◆ **What you are asked to do**
Lines in the listing below may contain the word "once". State how many do, and nothing more.

◆ **Material to process**
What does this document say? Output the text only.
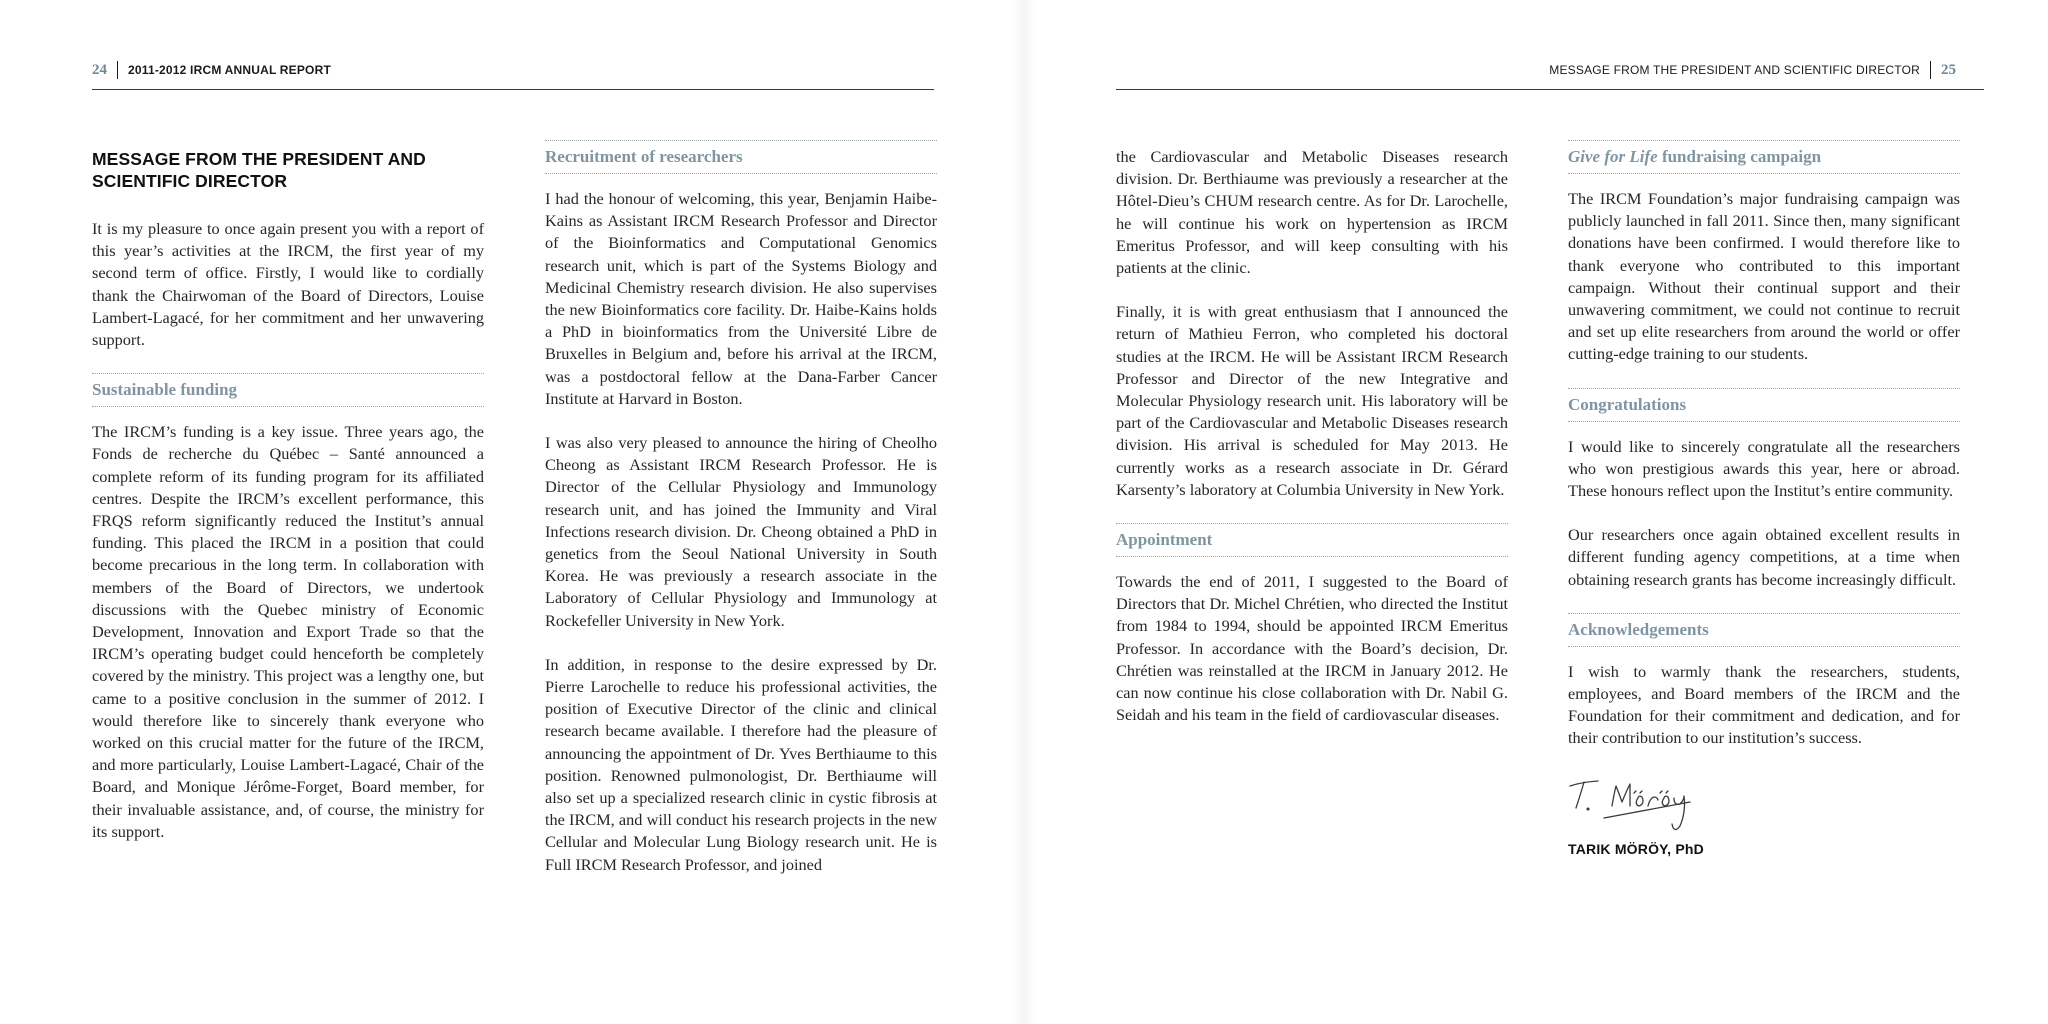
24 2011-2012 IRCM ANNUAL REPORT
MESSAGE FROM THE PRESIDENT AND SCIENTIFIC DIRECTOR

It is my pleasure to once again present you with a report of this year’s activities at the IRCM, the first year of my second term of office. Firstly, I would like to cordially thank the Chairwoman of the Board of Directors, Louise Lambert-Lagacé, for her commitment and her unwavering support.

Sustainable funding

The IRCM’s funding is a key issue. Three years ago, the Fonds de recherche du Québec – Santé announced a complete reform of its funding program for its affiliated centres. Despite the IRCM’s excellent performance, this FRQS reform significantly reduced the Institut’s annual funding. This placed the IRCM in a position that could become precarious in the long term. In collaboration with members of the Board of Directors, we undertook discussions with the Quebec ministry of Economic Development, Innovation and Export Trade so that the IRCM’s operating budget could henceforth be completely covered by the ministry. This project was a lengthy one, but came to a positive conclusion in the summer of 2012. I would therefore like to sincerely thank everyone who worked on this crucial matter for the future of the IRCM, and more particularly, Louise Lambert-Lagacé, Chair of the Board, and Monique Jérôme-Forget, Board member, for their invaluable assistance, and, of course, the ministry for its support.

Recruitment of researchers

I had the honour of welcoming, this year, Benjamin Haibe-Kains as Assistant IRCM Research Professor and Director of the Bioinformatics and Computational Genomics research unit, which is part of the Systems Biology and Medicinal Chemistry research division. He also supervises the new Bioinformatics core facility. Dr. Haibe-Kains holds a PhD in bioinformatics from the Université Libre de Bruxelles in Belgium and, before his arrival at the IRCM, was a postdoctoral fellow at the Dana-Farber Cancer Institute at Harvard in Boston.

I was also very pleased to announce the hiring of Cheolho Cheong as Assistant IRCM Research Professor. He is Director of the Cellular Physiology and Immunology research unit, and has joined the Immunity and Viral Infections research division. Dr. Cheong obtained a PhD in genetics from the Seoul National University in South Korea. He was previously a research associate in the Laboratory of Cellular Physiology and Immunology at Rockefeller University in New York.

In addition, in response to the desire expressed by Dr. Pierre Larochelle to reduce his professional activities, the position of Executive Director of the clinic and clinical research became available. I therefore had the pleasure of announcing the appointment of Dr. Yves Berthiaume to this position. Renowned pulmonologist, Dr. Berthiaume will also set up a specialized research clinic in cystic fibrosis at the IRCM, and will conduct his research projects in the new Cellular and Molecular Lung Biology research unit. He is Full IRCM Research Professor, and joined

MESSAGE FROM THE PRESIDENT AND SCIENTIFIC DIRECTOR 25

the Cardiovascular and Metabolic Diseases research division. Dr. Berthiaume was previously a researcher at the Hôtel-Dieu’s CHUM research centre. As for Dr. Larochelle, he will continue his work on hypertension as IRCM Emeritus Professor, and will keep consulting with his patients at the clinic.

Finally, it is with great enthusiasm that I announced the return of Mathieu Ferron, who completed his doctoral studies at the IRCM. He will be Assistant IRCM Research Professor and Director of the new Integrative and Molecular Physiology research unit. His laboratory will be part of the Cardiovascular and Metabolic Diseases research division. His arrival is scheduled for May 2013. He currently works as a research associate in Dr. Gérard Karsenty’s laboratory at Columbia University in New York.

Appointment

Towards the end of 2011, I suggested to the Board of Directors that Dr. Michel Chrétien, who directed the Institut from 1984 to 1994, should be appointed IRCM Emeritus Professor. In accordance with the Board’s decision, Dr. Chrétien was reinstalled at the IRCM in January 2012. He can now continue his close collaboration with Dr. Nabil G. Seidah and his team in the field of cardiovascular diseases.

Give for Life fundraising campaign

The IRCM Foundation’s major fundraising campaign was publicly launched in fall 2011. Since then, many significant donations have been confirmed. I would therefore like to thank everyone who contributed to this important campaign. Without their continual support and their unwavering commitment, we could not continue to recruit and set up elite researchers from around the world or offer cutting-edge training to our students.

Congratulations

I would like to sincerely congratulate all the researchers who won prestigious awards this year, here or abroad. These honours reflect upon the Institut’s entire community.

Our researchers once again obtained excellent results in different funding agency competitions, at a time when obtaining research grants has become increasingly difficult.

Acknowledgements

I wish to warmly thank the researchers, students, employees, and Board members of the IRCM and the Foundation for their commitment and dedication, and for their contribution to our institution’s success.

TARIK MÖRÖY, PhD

◆ **Task response**
2